[Collected data entries]
========================================================================

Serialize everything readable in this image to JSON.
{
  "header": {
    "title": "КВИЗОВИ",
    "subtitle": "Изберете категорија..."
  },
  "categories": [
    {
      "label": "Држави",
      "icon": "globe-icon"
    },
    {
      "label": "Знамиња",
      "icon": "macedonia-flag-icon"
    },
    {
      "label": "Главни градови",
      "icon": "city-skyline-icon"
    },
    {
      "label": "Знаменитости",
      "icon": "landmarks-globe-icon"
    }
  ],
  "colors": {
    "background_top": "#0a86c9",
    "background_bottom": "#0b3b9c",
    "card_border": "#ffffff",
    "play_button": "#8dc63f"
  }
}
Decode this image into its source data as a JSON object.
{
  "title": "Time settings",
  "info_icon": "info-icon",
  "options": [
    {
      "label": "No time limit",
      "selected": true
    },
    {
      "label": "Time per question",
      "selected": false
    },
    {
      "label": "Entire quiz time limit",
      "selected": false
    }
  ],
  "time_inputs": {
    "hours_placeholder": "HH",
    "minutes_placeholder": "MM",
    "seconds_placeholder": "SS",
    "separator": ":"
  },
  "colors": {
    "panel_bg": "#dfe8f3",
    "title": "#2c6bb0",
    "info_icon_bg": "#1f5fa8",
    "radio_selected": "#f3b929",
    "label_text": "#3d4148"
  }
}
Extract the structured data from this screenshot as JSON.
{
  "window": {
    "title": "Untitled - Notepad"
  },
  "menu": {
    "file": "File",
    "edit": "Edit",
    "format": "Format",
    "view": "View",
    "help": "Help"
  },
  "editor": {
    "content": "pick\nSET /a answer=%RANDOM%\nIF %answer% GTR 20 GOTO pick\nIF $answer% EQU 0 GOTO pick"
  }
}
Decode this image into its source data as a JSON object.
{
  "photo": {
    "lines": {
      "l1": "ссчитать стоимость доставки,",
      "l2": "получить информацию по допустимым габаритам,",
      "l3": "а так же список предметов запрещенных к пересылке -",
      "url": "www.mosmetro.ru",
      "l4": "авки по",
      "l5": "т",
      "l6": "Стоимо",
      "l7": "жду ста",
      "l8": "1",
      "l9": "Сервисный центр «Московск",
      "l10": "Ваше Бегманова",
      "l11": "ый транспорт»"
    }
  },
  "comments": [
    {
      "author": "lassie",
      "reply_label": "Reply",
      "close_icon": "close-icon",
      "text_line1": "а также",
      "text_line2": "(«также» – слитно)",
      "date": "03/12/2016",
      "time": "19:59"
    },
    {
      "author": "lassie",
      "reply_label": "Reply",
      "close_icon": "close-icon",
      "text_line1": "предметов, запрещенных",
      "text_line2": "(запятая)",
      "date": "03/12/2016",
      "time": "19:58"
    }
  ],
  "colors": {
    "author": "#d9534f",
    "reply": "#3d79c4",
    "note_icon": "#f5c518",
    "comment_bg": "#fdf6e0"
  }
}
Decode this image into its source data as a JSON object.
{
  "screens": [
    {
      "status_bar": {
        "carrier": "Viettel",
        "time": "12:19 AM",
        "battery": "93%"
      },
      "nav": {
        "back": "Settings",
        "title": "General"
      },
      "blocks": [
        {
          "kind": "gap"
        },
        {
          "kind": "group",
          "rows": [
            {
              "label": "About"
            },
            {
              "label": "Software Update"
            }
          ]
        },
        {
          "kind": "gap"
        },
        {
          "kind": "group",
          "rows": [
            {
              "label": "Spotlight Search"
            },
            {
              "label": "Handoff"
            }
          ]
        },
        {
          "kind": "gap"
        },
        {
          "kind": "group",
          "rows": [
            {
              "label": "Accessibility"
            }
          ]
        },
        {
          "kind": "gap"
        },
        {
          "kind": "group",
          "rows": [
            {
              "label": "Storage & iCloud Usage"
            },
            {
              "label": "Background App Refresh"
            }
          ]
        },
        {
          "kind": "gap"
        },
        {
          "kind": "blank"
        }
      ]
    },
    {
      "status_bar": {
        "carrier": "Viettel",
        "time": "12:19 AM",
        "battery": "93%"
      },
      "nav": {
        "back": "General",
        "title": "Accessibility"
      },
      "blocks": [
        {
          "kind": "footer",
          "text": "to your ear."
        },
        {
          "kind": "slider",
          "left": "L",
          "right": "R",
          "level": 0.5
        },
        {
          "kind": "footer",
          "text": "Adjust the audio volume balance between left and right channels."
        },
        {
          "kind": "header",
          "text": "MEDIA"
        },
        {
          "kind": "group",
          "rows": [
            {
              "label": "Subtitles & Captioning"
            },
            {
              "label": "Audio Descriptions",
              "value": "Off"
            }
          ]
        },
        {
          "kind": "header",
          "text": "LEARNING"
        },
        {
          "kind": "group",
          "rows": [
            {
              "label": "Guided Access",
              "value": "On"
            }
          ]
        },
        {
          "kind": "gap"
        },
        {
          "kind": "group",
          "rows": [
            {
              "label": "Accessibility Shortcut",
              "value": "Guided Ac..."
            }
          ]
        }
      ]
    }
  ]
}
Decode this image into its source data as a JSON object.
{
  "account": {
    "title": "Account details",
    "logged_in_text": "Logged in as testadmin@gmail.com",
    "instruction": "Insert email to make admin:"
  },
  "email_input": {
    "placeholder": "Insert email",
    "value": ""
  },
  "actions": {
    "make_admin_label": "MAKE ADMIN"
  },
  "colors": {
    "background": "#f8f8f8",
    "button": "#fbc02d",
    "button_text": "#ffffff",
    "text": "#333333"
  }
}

========================================================================

Exercise details — Print the entries exactly. Include every one.

Response to the task —
Serialize everything readable in this image to JSON.
{
  "header": {
    "title": "КВИЗОВИ",
    "subtitle": "Изберете категорија..."
  },
  "categories": [
    {
      "label": "Држави",
      "icon": "globe-icon"
    },
    {
      "label": "Знамиња",
      "icon": "macedonia-flag-icon"
    },
    {
      "label": "Главни градови",
      "icon": "city-skyline-icon"
    },
    {
      "label": "Знаменитости",
      "icon": "landmarks-globe-icon"
    }
  ],
  "colors": {
    "background_top": "#0a86c9",
    "background_bottom": "#0b3b9c",
    "card_border": "#ffffff",
    "play_button": "#8dc63f"
  }
}
Decode this image into its source data as a JSON object.
{
  "title": "Time settings",
  "info_icon": "info-icon",
  "options": [
    {
      "label": "No time limit",
      "selected": true
    },
    {
      "label": "Time per question",
      "selected": false
    },
    {
      "label": "Entire quiz time limit",
      "selected": false
    }
  ],
  "time_inputs": {
    "hours_placeholder": "HH",
    "minutes_placeholder": "MM",
    "seconds_placeholder": "SS",
    "separator": ":"
  },
  "colors": {
    "panel_bg": "#dfe8f3",
    "title": "#2c6bb0",
    "info_icon_bg": "#1f5fa8",
    "radio_selected": "#f3b929",
    "label_text": "#3d4148"
  }
}
Extract the structured data from this screenshot as JSON.
{
  "window": {
    "title": "Untitled - Notepad"
  },
  "menu": {
    "file": "File",
    "edit": "Edit",
    "format": "Format",
    "view": "View",
    "help": "Help"
  },
  "editor": {
    "content": "pick\nSET /a answer=%RANDOM%\nIF %answer% GTR 20 GOTO pick\nIF $answer% EQU 0 GOTO pick"
  }
}
Decode this image into its source data as a JSON object.
{
  "photo": {
    "lines": {
      "l1": "ссчитать стоимость доставки,",
      "l2": "получить информацию по допустимым габаритам,",
      "l3": "а так же список предметов запрещенных к пересылке -",
      "url": "www.mosmetro.ru",
      "l4": "авки по",
      "l5": "т",
      "l6": "Стоимо",
      "l7": "жду ста",
      "l8": "1",
      "l9": "Сервисный центр «Московск",
      "l10": "Ваше Бегманова",
      "l11": "ый транспорт»"
    }
  },
  "comments": [
    {
      "author": "lassie",
      "reply_label": "Reply",
      "close_icon": "close-icon",
      "text_line1": "а также",
      "text_line2": "(«также» – слитно)",
      "date": "03/12/2016",
      "time": "19:59"
    },
    {
      "author": "lassie",
      "reply_label": "Reply",
      "close_icon": "close-icon",
      "text_line1": "предметов, запрещенных",
      "text_line2": "(запятая)",
      "date": "03/12/2016",
      "time": "19:58"
    }
  ],
  "colors": {
    "author": "#d9534f",
    "reply": "#3d79c4",
    "note_icon": "#f5c518",
    "comment_bg": "#fdf6e0"
  }
}
Decode this image into its source data as a JSON object.
{
  "screens": [
    {
      "status_bar": {
        "carrier": "Viettel",
        "time": "12:19 AM",
        "battery": "93%"
      },
      "nav": {
        "back": "Settings",
        "title": "General"
      },
      "blocks": [
        {
          "kind": "gap"
        },
        {
          "kind": "group",
          "rows": [
            {
              "label": "About"
            },
            {
              "label": "Software Update"
            }
          ]
        },
        {
          "kind": "gap"
        },
        {
          "kind": "group",
          "rows": [
            {
              "label": "Spotlight Search"
            },
            {
              "label": "Handoff"
            }
          ]
        },
        {
          "kind": "gap"
        },
        {
          "kind": "group",
          "rows": [
            {
              "label": "Accessibility"
            }
          ]
        },
        {
          "kind": "gap"
        },
        {
          "kind": "group",
          "rows": [
            {
              "label": "Storage & iCloud Usage"
            },
            {
              "label": "Background App Refresh"
            }
          ]
        },
        {
          "kind": "gap"
        },
        {
          "kind": "blank"
        }
      ]
    },
    {
      "status_bar": {
        "carrier": "Viettel",
        "time": "12:19 AM",
        "battery": "93%"
      },
      "nav": {
        "back": "General",
        "title": "Accessibility"
      },
      "blocks": [
        {
          "kind": "footer",
          "text": "to your ear."
        },
        {
          "kind": "slider",
          "left": "L",
          "right": "R",
          "level": 0.5
        },
        {
          "kind": "footer",
          "text": "Adjust the audio volume balance between left and right channels."
        },
        {
          "kind": "header",
          "text": "MEDIA"
        },
        {
          "kind": "group",
          "rows": [
            {
              "label": "Subtitles & Captioning"
            },
            {
              "label": "Audio Descriptions",
              "value": "Off"
            }
          ]
        },
        {
          "kind": "header",
          "text": "LEARNING"
        },
        {
          "kind": "group",
          "rows": [
            {
              "label": "Guided Access",
              "value": "On"
            }
          ]
        },
        {
          "kind": "gap"
        },
        {
          "kind": "group",
          "rows": [
            {
              "label": "Accessibility Shortcut",
              "value": "Guided Ac..."
            }
          ]
        }
      ]
    }
  ]
}
Decode this image into its source data as a JSON object.
{
  "account": {
    "title": "Account details",
    "logged_in_text": "Logged in as testadmin@gmail.com",
    "instruction": "Insert email to make admin:"
  },
  "email_input": {
    "placeholder": "Insert email",
    "value": ""
  },
  "actions": {
    "make_admin_label": "MAKE ADMIN"
  },
  "colors": {
    "background": "#f8f8f8",
    "button": "#fbc02d",
    "button_text": "#ffffff",
    "text": "#333333"
  }
}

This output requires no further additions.